• Aim:
Leave out the pictures and copy the remaining records exactly.

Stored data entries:

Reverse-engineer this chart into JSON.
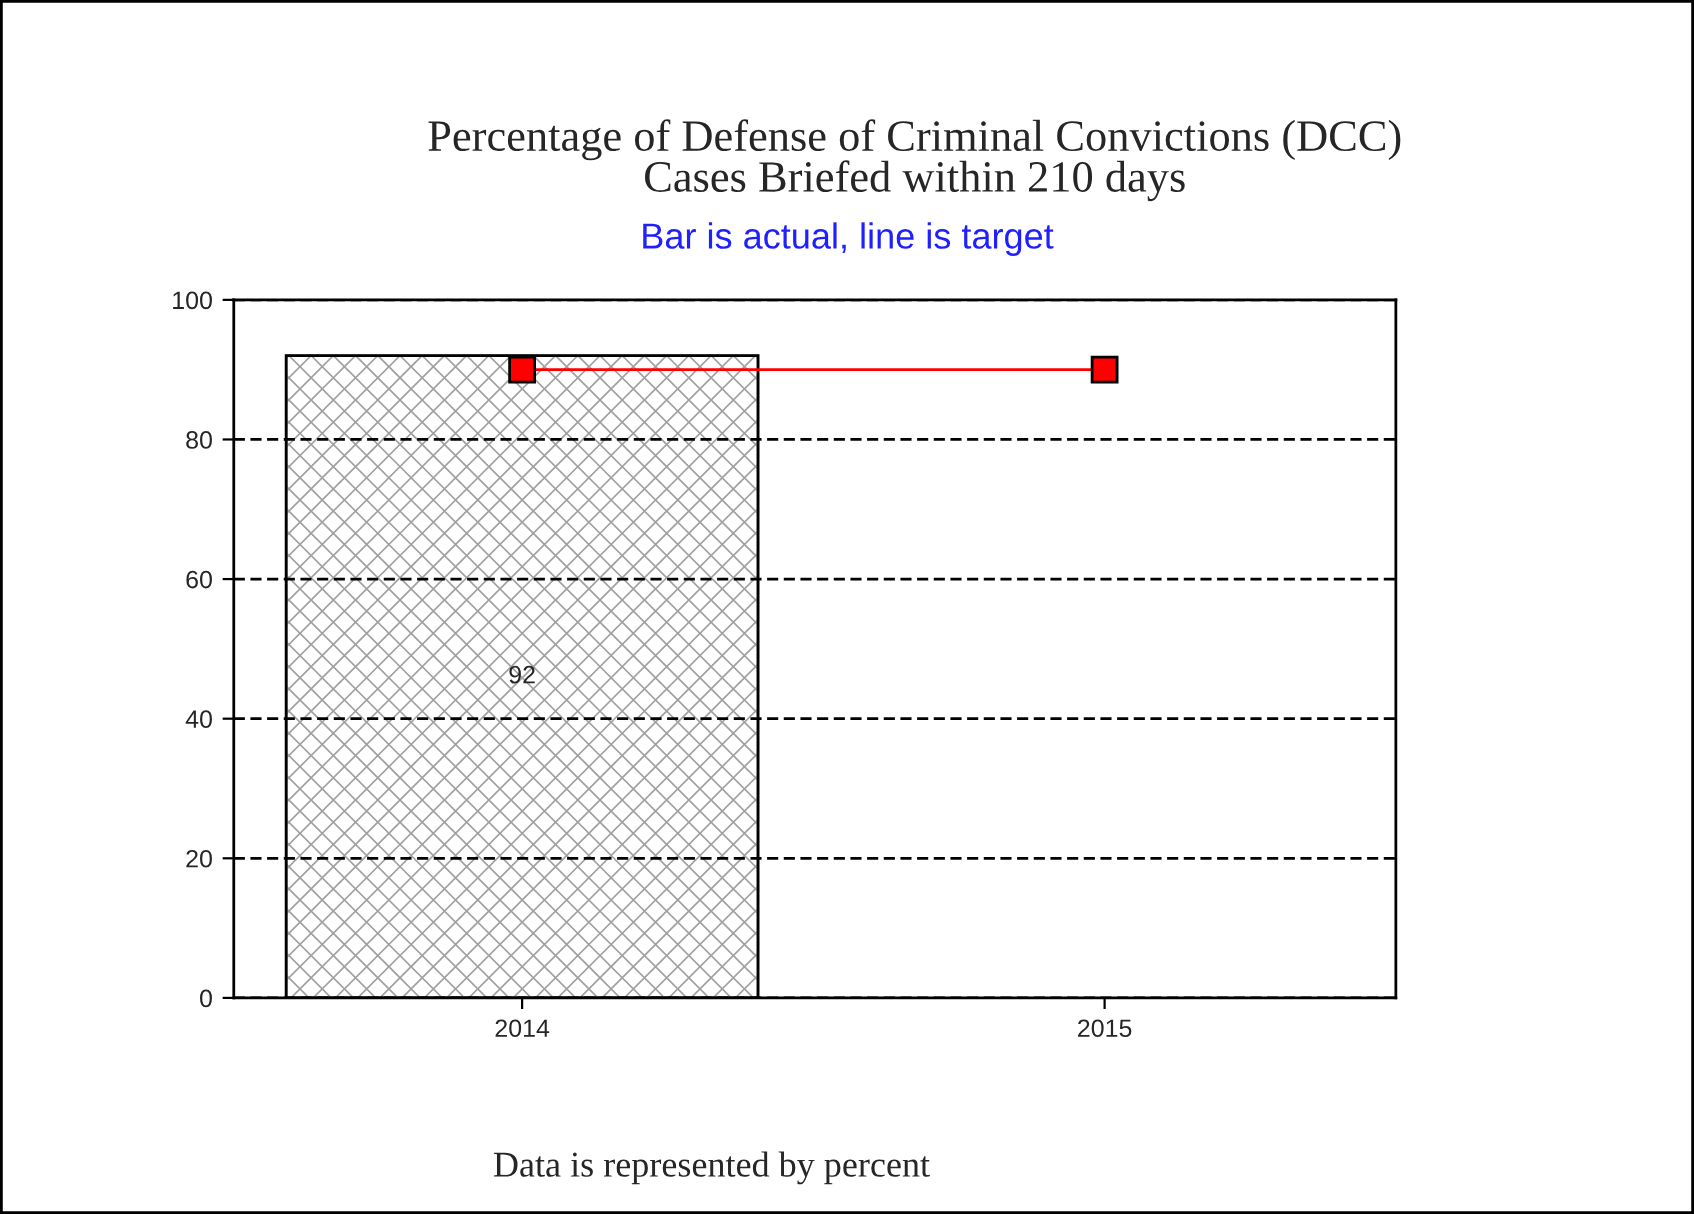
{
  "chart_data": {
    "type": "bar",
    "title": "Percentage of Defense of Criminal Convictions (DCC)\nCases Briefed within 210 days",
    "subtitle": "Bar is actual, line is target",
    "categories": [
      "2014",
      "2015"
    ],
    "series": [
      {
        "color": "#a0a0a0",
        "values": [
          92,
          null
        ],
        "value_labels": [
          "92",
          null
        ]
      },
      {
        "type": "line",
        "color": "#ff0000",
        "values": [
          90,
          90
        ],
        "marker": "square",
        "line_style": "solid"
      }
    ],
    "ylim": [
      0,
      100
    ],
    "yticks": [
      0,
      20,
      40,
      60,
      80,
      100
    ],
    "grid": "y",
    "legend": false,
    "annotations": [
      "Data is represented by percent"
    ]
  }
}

• Solution to this exercise:
Reverse-engineer this chart into JSON.
{
  "chart_data": {
    "type": "bar",
    "title": "Percentage of Defense of Criminal Convictions (DCC)\nCases Briefed within 210 days",
    "subtitle": "Bar is actual, line is target",
    "categories": [
      "2014",
      "2015"
    ],
    "series": [
      {
        "color": "#a0a0a0",
        "values": [
          92,
          null
        ],
        "value_labels": [
          "92",
          null
        ]
      },
      {
        "type": "line",
        "color": "#ff0000",
        "values": [
          90,
          90
        ],
        "marker": "square",
        "line_style": "solid"
      }
    ],
    "ylim": [
      0,
      100
    ],
    "yticks": [
      0,
      20,
      40,
      60,
      80,
      100
    ],
    "grid": "y",
    "legend": false,
    "annotations": [
      "Data is represented by percent"
    ]
  }
}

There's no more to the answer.